### Objective
Do not copy the pictures; transcribe all other material exactly.

# # # #

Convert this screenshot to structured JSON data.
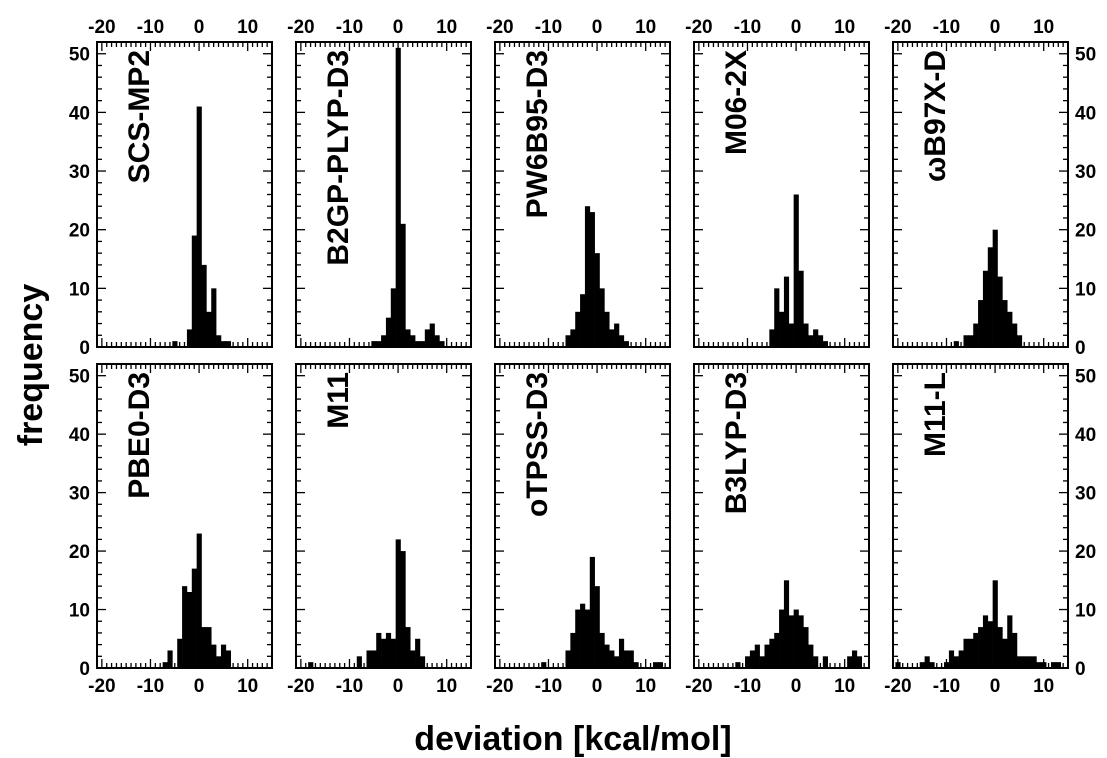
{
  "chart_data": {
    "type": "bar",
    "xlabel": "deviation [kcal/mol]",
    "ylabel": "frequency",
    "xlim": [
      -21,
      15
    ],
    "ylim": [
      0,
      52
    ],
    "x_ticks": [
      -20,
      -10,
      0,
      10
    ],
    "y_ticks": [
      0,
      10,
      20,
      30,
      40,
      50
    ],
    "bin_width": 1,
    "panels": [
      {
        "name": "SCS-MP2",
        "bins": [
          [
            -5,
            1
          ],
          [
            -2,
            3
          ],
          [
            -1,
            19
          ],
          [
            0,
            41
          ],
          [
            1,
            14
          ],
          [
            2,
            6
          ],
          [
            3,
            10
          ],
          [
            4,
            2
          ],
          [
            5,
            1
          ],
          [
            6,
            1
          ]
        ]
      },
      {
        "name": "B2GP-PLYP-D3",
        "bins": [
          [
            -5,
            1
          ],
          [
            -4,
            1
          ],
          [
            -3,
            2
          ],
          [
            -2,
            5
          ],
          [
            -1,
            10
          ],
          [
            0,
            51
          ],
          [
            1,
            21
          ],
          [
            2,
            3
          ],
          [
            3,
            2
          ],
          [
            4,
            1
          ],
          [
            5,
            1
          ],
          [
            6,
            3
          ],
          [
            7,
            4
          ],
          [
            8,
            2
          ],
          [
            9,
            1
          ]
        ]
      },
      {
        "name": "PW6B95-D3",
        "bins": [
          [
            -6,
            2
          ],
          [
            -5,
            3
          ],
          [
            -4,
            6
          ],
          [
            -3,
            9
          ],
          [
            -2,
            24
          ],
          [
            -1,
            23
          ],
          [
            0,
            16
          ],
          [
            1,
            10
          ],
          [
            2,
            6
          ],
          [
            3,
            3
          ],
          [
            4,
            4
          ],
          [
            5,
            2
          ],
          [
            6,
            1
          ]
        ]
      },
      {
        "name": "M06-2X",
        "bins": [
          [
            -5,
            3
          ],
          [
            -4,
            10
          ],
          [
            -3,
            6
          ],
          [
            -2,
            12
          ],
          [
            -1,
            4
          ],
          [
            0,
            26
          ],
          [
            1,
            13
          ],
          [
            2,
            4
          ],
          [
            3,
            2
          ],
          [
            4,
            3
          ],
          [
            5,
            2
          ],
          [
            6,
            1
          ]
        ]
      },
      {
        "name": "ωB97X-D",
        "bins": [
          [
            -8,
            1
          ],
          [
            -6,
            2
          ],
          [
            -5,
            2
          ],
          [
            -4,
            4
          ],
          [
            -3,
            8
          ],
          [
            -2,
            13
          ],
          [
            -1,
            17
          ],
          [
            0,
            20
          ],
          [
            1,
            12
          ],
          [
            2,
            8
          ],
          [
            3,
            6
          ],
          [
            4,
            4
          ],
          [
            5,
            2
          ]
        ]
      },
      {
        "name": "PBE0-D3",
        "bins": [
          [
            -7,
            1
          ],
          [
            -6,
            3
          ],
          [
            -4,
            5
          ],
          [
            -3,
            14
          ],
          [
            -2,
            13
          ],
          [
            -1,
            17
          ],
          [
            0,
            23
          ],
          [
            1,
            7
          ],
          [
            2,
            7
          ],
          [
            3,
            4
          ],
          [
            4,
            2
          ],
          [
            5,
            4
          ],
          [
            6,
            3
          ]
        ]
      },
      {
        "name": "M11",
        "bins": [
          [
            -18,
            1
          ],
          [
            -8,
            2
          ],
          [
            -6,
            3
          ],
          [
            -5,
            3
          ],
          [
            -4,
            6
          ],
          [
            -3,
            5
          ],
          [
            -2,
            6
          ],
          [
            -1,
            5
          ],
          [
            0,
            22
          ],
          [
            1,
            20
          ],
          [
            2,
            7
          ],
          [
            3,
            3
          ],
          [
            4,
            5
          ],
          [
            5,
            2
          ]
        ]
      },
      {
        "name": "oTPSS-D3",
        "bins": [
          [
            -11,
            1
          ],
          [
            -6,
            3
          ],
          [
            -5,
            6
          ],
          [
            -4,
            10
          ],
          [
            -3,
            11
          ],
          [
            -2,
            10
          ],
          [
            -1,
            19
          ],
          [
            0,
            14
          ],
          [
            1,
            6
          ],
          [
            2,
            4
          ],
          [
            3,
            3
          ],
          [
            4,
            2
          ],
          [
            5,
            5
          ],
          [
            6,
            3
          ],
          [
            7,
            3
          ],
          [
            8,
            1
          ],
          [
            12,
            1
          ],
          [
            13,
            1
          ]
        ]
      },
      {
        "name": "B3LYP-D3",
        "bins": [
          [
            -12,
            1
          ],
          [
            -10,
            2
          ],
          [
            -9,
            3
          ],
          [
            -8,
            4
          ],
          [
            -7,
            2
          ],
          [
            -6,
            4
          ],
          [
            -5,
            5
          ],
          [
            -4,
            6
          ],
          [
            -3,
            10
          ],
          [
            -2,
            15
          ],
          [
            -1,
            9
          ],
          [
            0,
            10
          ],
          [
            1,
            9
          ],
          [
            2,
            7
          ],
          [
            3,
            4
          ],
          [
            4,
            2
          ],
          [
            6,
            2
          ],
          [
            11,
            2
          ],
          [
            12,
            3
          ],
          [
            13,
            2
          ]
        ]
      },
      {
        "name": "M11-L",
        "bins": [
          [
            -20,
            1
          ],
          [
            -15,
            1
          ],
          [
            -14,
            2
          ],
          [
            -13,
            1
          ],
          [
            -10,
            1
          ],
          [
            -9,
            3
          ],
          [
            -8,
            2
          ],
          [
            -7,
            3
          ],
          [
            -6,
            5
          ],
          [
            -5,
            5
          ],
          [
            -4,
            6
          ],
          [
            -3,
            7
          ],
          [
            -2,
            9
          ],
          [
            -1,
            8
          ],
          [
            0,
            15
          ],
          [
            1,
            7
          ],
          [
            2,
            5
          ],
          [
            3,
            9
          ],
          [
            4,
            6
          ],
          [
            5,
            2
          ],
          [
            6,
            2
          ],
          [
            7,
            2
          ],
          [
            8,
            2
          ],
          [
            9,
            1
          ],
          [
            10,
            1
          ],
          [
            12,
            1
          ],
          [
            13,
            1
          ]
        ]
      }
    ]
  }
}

# # # #

### Completed task
Convert this screenshot to structured JSON data.
{
  "chart_data": {
    "type": "bar",
    "xlabel": "deviation [kcal/mol]",
    "ylabel": "frequency",
    "xlim": [
      -21,
      15
    ],
    "ylim": [
      0,
      52
    ],
    "x_ticks": [
      -20,
      -10,
      0,
      10
    ],
    "y_ticks": [
      0,
      10,
      20,
      30,
      40,
      50
    ],
    "bin_width": 1,
    "panels": [
      {
        "name": "SCS-MP2",
        "bins": [
          [
            -5,
            1
          ],
          [
            -2,
            3
          ],
          [
            -1,
            19
          ],
          [
            0,
            41
          ],
          [
            1,
            14
          ],
          [
            2,
            6
          ],
          [
            3,
            10
          ],
          [
            4,
            2
          ],
          [
            5,
            1
          ],
          [
            6,
            1
          ]
        ]
      },
      {
        "name": "B2GP-PLYP-D3",
        "bins": [
          [
            -5,
            1
          ],
          [
            -4,
            1
          ],
          [
            -3,
            2
          ],
          [
            -2,
            5
          ],
          [
            -1,
            10
          ],
          [
            0,
            51
          ],
          [
            1,
            21
          ],
          [
            2,
            3
          ],
          [
            3,
            2
          ],
          [
            4,
            1
          ],
          [
            5,
            1
          ],
          [
            6,
            3
          ],
          [
            7,
            4
          ],
          [
            8,
            2
          ],
          [
            9,
            1
          ]
        ]
      },
      {
        "name": "PW6B95-D3",
        "bins": [
          [
            -6,
            2
          ],
          [
            -5,
            3
          ],
          [
            -4,
            6
          ],
          [
            -3,
            9
          ],
          [
            -2,
            24
          ],
          [
            -1,
            23
          ],
          [
            0,
            16
          ],
          [
            1,
            10
          ],
          [
            2,
            6
          ],
          [
            3,
            3
          ],
          [
            4,
            4
          ],
          [
            5,
            2
          ],
          [
            6,
            1
          ]
        ]
      },
      {
        "name": "M06-2X",
        "bins": [
          [
            -5,
            3
          ],
          [
            -4,
            10
          ],
          [
            -3,
            6
          ],
          [
            -2,
            12
          ],
          [
            -1,
            4
          ],
          [
            0,
            26
          ],
          [
            1,
            13
          ],
          [
            2,
            4
          ],
          [
            3,
            2
          ],
          [
            4,
            3
          ],
          [
            5,
            2
          ],
          [
            6,
            1
          ]
        ]
      },
      {
        "name": "ωB97X-D",
        "bins": [
          [
            -8,
            1
          ],
          [
            -6,
            2
          ],
          [
            -5,
            2
          ],
          [
            -4,
            4
          ],
          [
            -3,
            8
          ],
          [
            -2,
            13
          ],
          [
            -1,
            17
          ],
          [
            0,
            20
          ],
          [
            1,
            12
          ],
          [
            2,
            8
          ],
          [
            3,
            6
          ],
          [
            4,
            4
          ],
          [
            5,
            2
          ]
        ]
      },
      {
        "name": "PBE0-D3",
        "bins": [
          [
            -7,
            1
          ],
          [
            -6,
            3
          ],
          [
            -4,
            5
          ],
          [
            -3,
            14
          ],
          [
            -2,
            13
          ],
          [
            -1,
            17
          ],
          [
            0,
            23
          ],
          [
            1,
            7
          ],
          [
            2,
            7
          ],
          [
            3,
            4
          ],
          [
            4,
            2
          ],
          [
            5,
            4
          ],
          [
            6,
            3
          ]
        ]
      },
      {
        "name": "M11",
        "bins": [
          [
            -18,
            1
          ],
          [
            -8,
            2
          ],
          [
            -6,
            3
          ],
          [
            -5,
            3
          ],
          [
            -4,
            6
          ],
          [
            -3,
            5
          ],
          [
            -2,
            6
          ],
          [
            -1,
            5
          ],
          [
            0,
            22
          ],
          [
            1,
            20
          ],
          [
            2,
            7
          ],
          [
            3,
            3
          ],
          [
            4,
            5
          ],
          [
            5,
            2
          ]
        ]
      },
      {
        "name": "oTPSS-D3",
        "bins": [
          [
            -11,
            1
          ],
          [
            -6,
            3
          ],
          [
            -5,
            6
          ],
          [
            -4,
            10
          ],
          [
            -3,
            11
          ],
          [
            -2,
            10
          ],
          [
            -1,
            19
          ],
          [
            0,
            14
          ],
          [
            1,
            6
          ],
          [
            2,
            4
          ],
          [
            3,
            3
          ],
          [
            4,
            2
          ],
          [
            5,
            5
          ],
          [
            6,
            3
          ],
          [
            7,
            3
          ],
          [
            8,
            1
          ],
          [
            12,
            1
          ],
          [
            13,
            1
          ]
        ]
      },
      {
        "name": "B3LYP-D3",
        "bins": [
          [
            -12,
            1
          ],
          [
            -10,
            2
          ],
          [
            -9,
            3
          ],
          [
            -8,
            4
          ],
          [
            -7,
            2
          ],
          [
            -6,
            4
          ],
          [
            -5,
            5
          ],
          [
            -4,
            6
          ],
          [
            -3,
            10
          ],
          [
            -2,
            15
          ],
          [
            -1,
            9
          ],
          [
            0,
            10
          ],
          [
            1,
            9
          ],
          [
            2,
            7
          ],
          [
            3,
            4
          ],
          [
            4,
            2
          ],
          [
            6,
            2
          ],
          [
            11,
            2
          ],
          [
            12,
            3
          ],
          [
            13,
            2
          ]
        ]
      },
      {
        "name": "M11-L",
        "bins": [
          [
            -20,
            1
          ],
          [
            -15,
            1
          ],
          [
            -14,
            2
          ],
          [
            -13,
            1
          ],
          [
            -10,
            1
          ],
          [
            -9,
            3
          ],
          [
            -8,
            2
          ],
          [
            -7,
            3
          ],
          [
            -6,
            5
          ],
          [
            -5,
            5
          ],
          [
            -4,
            6
          ],
          [
            -3,
            7
          ],
          [
            -2,
            9
          ],
          [
            -1,
            8
          ],
          [
            0,
            15
          ],
          [
            1,
            7
          ],
          [
            2,
            5
          ],
          [
            3,
            9
          ],
          [
            4,
            6
          ],
          [
            5,
            2
          ],
          [
            6,
            2
          ],
          [
            7,
            2
          ],
          [
            8,
            2
          ],
          [
            9,
            1
          ],
          [
            10,
            1
          ],
          [
            12,
            1
          ],
          [
            13,
            1
          ]
        ]
      }
    ]
  }
}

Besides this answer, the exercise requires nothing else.